# REQUEST
Collect each line holding the string "document".
===== GIVEN RECORDS =====
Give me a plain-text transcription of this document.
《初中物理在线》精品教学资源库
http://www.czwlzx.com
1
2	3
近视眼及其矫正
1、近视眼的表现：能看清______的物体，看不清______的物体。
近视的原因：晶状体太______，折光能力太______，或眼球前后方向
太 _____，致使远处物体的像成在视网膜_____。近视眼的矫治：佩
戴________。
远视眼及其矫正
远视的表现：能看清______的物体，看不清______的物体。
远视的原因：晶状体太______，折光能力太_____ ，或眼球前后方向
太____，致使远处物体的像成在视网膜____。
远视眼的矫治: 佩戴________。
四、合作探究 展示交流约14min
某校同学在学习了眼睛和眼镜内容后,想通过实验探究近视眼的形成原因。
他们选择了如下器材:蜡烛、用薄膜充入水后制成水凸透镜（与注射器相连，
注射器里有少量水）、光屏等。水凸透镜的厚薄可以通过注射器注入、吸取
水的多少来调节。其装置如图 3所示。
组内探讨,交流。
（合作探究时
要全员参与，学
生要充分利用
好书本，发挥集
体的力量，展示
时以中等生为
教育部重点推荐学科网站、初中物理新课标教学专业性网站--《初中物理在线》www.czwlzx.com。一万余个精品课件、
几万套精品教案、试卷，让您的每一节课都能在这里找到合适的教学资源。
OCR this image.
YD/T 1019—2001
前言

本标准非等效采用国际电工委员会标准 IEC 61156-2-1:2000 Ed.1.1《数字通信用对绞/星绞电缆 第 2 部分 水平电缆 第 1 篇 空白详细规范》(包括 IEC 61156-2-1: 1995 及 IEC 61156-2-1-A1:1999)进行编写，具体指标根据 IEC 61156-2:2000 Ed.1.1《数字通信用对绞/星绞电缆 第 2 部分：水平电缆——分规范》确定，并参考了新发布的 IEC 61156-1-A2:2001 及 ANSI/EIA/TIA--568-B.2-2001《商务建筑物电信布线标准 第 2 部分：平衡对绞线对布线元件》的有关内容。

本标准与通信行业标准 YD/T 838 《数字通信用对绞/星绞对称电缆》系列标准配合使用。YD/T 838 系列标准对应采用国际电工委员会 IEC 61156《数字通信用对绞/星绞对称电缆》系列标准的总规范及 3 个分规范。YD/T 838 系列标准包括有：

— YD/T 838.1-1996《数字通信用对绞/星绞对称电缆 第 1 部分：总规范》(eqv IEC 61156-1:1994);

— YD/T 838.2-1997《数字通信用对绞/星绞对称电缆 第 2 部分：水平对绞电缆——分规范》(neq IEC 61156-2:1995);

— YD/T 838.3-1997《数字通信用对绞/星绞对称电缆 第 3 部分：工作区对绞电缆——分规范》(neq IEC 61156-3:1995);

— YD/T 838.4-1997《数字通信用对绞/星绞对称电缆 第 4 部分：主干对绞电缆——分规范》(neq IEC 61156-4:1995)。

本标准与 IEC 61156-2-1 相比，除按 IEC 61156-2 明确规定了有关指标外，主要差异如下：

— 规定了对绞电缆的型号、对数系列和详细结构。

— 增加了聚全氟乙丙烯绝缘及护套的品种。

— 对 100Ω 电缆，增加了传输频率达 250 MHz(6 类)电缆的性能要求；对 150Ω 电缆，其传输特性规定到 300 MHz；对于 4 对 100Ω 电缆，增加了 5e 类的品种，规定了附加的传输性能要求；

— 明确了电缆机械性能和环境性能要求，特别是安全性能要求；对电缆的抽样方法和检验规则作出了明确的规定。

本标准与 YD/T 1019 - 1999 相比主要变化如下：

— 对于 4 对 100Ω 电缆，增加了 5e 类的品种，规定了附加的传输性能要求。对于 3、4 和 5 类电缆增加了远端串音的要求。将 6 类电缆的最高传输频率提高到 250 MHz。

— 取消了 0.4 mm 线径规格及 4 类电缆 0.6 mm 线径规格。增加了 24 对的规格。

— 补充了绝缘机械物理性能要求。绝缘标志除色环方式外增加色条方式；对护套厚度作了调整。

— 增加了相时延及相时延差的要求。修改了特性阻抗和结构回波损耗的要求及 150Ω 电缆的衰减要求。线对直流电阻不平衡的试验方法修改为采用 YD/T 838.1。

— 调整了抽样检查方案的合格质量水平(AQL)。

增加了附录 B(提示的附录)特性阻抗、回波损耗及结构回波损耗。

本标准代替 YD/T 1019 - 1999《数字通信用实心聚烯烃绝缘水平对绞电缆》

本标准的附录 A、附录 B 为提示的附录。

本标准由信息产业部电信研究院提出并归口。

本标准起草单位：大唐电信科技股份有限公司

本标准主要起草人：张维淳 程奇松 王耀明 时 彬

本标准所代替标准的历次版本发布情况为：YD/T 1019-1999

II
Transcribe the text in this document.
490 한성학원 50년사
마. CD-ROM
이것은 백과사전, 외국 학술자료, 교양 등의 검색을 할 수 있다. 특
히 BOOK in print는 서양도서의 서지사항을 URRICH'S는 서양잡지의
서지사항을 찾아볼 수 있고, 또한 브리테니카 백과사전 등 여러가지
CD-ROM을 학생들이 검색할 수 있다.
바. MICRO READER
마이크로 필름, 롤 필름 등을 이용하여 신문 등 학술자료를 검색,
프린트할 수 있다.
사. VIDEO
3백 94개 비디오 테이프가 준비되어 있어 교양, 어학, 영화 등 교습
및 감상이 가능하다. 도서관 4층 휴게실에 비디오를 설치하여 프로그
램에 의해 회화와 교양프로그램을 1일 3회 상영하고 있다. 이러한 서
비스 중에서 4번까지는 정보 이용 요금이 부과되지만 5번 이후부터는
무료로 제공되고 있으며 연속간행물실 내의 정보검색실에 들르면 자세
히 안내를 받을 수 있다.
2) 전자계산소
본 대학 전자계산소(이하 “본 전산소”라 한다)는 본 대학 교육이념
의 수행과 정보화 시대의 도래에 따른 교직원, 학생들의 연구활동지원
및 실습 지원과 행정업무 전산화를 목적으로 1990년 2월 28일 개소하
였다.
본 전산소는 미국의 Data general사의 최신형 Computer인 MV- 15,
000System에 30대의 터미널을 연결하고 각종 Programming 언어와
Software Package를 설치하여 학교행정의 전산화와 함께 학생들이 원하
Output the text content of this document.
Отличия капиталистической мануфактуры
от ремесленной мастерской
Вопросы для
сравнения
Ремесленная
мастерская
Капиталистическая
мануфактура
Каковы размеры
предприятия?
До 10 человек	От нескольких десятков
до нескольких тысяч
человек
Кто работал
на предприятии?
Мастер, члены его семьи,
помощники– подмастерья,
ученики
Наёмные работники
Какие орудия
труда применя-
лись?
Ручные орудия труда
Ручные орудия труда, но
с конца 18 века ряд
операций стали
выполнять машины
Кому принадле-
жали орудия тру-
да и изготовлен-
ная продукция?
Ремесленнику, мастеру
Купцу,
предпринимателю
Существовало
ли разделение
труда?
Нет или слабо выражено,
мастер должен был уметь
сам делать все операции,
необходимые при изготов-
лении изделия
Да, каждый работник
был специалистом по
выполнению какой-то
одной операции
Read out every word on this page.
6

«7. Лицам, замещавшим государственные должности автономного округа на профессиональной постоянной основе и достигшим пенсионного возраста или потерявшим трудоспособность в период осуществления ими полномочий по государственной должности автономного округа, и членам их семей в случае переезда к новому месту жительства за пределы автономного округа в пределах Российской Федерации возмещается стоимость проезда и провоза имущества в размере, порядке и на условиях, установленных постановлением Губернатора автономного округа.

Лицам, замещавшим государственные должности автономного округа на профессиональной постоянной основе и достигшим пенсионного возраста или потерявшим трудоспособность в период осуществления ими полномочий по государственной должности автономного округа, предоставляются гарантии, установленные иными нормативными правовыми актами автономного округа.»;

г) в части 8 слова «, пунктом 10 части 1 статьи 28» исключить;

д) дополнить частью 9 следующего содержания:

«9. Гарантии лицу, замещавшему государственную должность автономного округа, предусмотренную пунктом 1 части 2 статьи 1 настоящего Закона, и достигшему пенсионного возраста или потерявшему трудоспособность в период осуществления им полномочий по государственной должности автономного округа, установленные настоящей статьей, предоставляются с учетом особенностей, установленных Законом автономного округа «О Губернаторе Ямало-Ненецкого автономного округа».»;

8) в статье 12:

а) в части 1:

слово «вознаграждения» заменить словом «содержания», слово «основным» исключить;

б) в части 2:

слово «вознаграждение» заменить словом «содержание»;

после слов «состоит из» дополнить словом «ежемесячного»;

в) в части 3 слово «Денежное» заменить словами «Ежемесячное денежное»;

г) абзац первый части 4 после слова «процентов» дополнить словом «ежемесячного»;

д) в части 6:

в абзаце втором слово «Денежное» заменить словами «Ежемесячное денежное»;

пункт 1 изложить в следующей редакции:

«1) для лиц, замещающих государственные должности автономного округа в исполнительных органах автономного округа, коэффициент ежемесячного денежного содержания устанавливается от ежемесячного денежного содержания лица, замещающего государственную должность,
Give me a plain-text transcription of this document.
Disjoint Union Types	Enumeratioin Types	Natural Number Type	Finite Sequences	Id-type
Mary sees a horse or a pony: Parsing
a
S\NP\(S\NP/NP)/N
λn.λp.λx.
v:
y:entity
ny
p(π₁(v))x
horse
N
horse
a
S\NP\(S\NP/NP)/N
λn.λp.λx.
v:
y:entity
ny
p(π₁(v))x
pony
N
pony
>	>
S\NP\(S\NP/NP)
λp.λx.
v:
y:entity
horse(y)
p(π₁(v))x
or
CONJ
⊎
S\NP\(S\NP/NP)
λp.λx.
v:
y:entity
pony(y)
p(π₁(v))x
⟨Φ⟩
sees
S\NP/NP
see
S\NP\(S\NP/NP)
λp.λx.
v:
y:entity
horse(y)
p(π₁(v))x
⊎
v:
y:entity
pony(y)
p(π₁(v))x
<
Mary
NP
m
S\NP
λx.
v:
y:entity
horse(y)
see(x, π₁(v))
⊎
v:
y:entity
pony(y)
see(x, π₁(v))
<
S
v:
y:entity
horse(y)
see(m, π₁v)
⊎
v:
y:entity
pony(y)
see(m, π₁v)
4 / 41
=====
# IN RESPONSE
Give me a plain-text transcription of this document.
Transcribe the text in this document.
Output the text content of this document.
Give me a plain-text transcription of this document.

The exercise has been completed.